◆ Written task ◆
Select all lines with the string "Normal" in them, and copy those lines.

◆ Exercise material ◆
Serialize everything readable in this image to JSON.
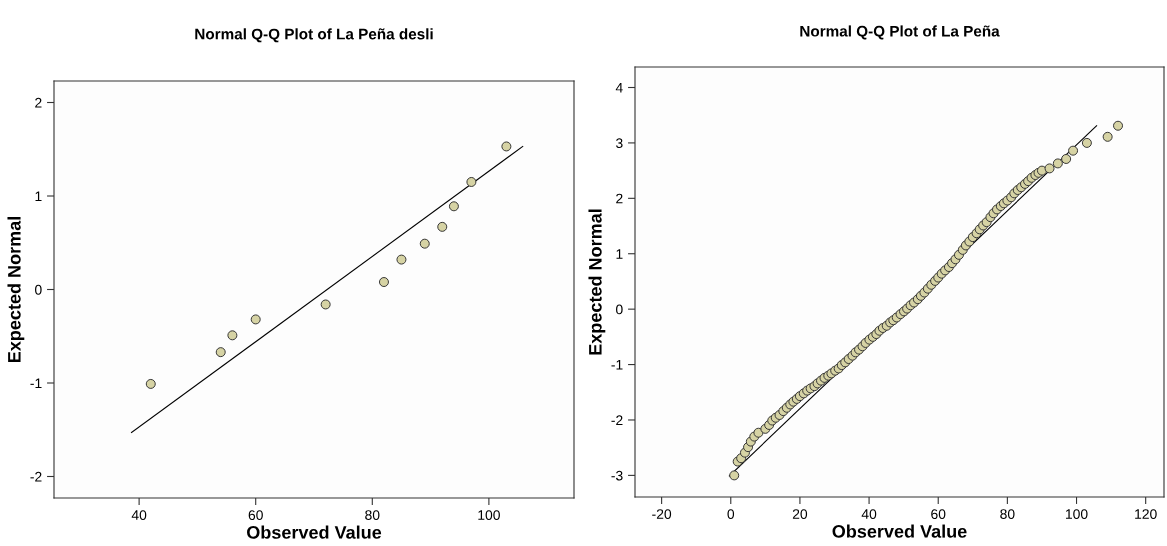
{
  "chart_data": [
    {
      "type": "scatter",
      "title": "Normal Q-Q Plot of La Peña desli",
      "xlabel": "Observed Value",
      "ylabel": "Expected Normal",
      "xlim": [
        25.4,
        114.6
      ],
      "ylim": [
        -2.23,
        2.23
      ],
      "xticks": [
        40,
        60,
        80,
        100
      ],
      "yticks": [
        -2,
        -1,
        0,
        1,
        2
      ],
      "grid": false,
      "series": [
        {
          "marker": "circle",
          "color": "#d6d3a4",
          "x": [
            42,
            54,
            56,
            60,
            72,
            82,
            85,
            89,
            92,
            94,
            97,
            103
          ],
          "values": [
            -1.01,
            -0.67,
            -0.49,
            -0.32,
            -0.16,
            0.08,
            0.32,
            0.49,
            0.67,
            0.89,
            1.15,
            1.53
          ]
        },
        {
          "type": "line",
          "color": "#000000",
          "x": [
            38.7,
            105.8
          ],
          "values": [
            -1.53,
            1.53
          ]
        }
      ]
    },
    {
      "type": "scatter",
      "title": "Normal Q-Q Plot of La Peña",
      "xlabel": "Observed Value",
      "ylabel": "Expected Normal",
      "xlim": [
        -27.7,
        125.3
      ],
      "ylim": [
        -3.39,
        4.37
      ],
      "xticks": [
        -20,
        0,
        20,
        40,
        60,
        80,
        100,
        120
      ],
      "yticks": [
        -3,
        -2,
        -1,
        0,
        1,
        2,
        3,
        4
      ],
      "grid": false,
      "series": [
        {
          "marker": "circle",
          "color": "#d6d3a4",
          "x": [
            1.0,
            2.0,
            3.0,
            4.1,
            5.0,
            5.8,
            6.8,
            8.0,
            10.0,
            11.1,
            12,
            13,
            14.1,
            15.2,
            16.2,
            17.2,
            18.1,
            19.1,
            20,
            21.1,
            22.1,
            23.1,
            24.2,
            25.1,
            26.1,
            27.1,
            28.2,
            29.1,
            30.2,
            31.2,
            32.1,
            33.1,
            34.1,
            35.2,
            36.1,
            37.1,
            38.1,
            39,
            40.1,
            41.1,
            42.1,
            43,
            44,
            45.1,
            46.1,
            47,
            48,
            49.1,
            50.1,
            51,
            52,
            53,
            54.1,
            55,
            56,
            57,
            58,
            59.1,
            60,
            61,
            62,
            63.1,
            64,
            65,
            66,
            67.1,
            68,
            69,
            70,
            71.1,
            72,
            73,
            74,
            75.1,
            76,
            77,
            78.1,
            79,
            80,
            81.1,
            82,
            83,
            84,
            85.1,
            86,
            87,
            88.1,
            89,
            90,
            92.2,
            94.6,
            97,
            99,
            103,
            109,
            112
          ],
          "values": [
            -3.0,
            -2.75,
            -2.69,
            -2.59,
            -2.49,
            -2.39,
            -2.3,
            -2.23,
            -2.16,
            -2.09,
            -2.01,
            -1.96,
            -1.91,
            -1.84,
            -1.78,
            -1.72,
            -1.67,
            -1.62,
            -1.57,
            -1.52,
            -1.47,
            -1.43,
            -1.39,
            -1.34,
            -1.29,
            -1.24,
            -1.2,
            -1.16,
            -1.11,
            -1.07,
            -1.01,
            -0.96,
            -0.9,
            -0.84,
            -0.78,
            -0.73,
            -0.67,
            -0.61,
            -0.55,
            -0.5,
            -0.45,
            -0.39,
            -0.34,
            -0.3,
            -0.24,
            -0.2,
            -0.15,
            -0.09,
            -0.04,
            0.01,
            0.07,
            0.12,
            0.18,
            0.24,
            0.3,
            0.37,
            0.44,
            0.51,
            0.57,
            0.64,
            0.7,
            0.76,
            0.83,
            0.9,
            0.98,
            1.07,
            1.15,
            1.22,
            1.3,
            1.37,
            1.44,
            1.51,
            1.57,
            1.66,
            1.73,
            1.8,
            1.86,
            1.91,
            1.96,
            2.02,
            2.09,
            2.15,
            2.2,
            2.26,
            2.31,
            2.37,
            2.42,
            2.46,
            2.5,
            2.54,
            2.63,
            2.71,
            2.86,
            3.0,
            3.11,
            3.31
          ]
        },
        {
          "type": "line",
          "color": "#000000",
          "x": [
            -0.4,
            105.8
          ],
          "values": [
            -3.01,
            3.31
          ]
        }
      ]
    }
  ]
}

◆ Written response ◆
      "title": "Normal Q-Q Plot of La Peña desli",
      "ylabel": "Expected Normal",
      "title": "Normal Q-Q Plot of La Peña",
      "ylabel": "Expected Normal",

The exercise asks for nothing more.